## Problem statement
Your task is to find every line of the data that holds the string "tick" and copy it.

## Data in this exercise
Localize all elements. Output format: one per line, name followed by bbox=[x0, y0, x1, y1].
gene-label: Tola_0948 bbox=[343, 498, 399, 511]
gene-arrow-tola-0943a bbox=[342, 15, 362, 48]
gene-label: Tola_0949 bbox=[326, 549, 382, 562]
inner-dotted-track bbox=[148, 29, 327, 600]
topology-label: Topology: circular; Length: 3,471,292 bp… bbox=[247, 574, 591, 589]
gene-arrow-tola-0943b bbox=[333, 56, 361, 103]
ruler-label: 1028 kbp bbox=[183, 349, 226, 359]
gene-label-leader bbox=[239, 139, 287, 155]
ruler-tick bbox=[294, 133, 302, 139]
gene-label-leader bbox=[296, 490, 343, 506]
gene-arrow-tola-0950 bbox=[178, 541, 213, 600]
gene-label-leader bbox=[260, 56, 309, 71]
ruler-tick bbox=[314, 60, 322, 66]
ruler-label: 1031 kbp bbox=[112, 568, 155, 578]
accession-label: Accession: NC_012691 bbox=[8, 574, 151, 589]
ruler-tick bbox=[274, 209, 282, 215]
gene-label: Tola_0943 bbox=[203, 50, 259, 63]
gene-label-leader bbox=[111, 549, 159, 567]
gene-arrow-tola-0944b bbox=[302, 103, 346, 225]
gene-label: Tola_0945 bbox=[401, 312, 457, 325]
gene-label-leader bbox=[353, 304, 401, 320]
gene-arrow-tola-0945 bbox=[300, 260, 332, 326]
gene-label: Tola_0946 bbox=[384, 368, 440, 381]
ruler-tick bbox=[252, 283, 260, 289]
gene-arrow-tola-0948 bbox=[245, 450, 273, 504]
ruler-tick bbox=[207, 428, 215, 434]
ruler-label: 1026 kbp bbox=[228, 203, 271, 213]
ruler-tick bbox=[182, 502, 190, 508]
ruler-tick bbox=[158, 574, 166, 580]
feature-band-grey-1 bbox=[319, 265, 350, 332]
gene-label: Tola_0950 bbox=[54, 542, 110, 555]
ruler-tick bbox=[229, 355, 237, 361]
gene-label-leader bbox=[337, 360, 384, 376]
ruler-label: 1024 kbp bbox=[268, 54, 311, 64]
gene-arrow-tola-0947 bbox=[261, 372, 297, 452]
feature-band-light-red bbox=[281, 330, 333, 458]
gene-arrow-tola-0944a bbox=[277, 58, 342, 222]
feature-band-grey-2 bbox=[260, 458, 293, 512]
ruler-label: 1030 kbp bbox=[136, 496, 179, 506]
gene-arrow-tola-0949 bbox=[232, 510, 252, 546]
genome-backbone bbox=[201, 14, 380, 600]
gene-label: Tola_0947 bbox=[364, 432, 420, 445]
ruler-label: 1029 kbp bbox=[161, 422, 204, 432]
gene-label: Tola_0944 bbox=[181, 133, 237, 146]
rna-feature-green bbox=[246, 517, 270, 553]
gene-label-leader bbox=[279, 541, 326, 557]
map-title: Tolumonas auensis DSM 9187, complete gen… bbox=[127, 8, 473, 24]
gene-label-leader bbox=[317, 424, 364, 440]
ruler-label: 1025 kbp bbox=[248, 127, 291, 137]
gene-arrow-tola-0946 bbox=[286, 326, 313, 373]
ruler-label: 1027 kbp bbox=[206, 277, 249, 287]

## Output
ruler-tick bbox=[294, 133, 302, 139]
ruler-tick bbox=[314, 60, 322, 66]
ruler-tick bbox=[274, 209, 282, 215]
ruler-tick bbox=[252, 283, 260, 289]
ruler-tick bbox=[207, 428, 215, 434]
ruler-tick bbox=[182, 502, 190, 508]
ruler-tick bbox=[158, 574, 166, 580]
ruler-tick bbox=[229, 355, 237, 361]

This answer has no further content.